Material shown:
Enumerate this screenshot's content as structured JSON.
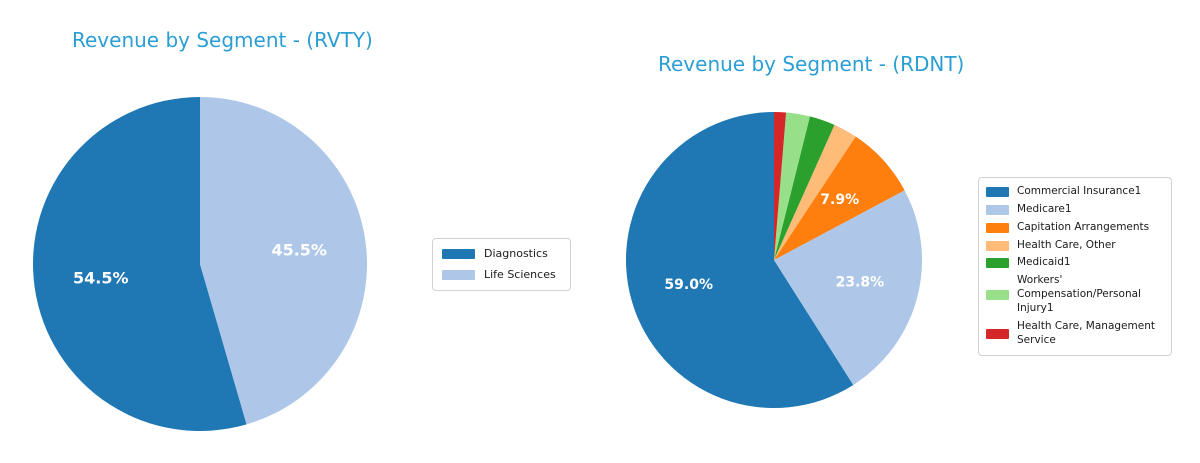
{
  "figure": {
    "background": "#ffffff",
    "title_color": "#2b9ed4",
    "pct_label_color": "#ffffff"
  },
  "chart_data": [
    {
      "id": "rvty",
      "type": "pie",
      "title": "Revenue by Segment - (RVTY)",
      "categories": [
        "Diagnostics",
        "Life Sciences"
      ],
      "values": [
        54.5,
        45.5
      ],
      "slice_labels": [
        "54.5%",
        "45.5%"
      ],
      "colors": [
        "#1f77b4",
        "#aec7e8"
      ],
      "startangle": 90,
      "counterclock": true,
      "legend_position": "center right",
      "legend_lines": [
        [
          "Diagnostics"
        ],
        [
          "Life Sciences"
        ]
      ]
    },
    {
      "id": "rdnt",
      "type": "pie",
      "title": "Revenue by Segment - (RDNT)",
      "categories": [
        "Commercial Insurance1",
        "Medicare1",
        "Capitation Arrangements",
        "Health Care, Other",
        "Medicaid1",
        "Workers' Compensation/Personal Injury1",
        "Health Care, Management Service"
      ],
      "values": [
        59.0,
        23.8,
        7.9,
        2.6,
        2.8,
        2.6,
        1.3
      ],
      "slice_labels": [
        "59.0%",
        "23.8%",
        "7.9%",
        "",
        "",
        "",
        ""
      ],
      "colors": [
        "#1f77b4",
        "#aec7e8",
        "#ff7f0e",
        "#ffbb78",
        "#2ca02c",
        "#98df8a",
        "#d62728"
      ],
      "startangle": 90,
      "counterclock": true,
      "legend_position": "center right",
      "legend_lines": [
        [
          "Commercial Insurance1"
        ],
        [
          "Medicare1"
        ],
        [
          "Capitation Arrangements"
        ],
        [
          "Health Care, Other"
        ],
        [
          "Medicaid1"
        ],
        [
          "Workers'",
          "Compensation/Personal",
          "Injury1"
        ],
        [
          "Health Care, Management",
          "Service"
        ]
      ]
    }
  ]
}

What the exercise asks:
Check each line of the entries above for the word "Segment". List the ones that have it.

Task answer:
      "title": "Revenue by Segment - (RVTY)",
      "title": "Revenue by Segment - (RDNT)",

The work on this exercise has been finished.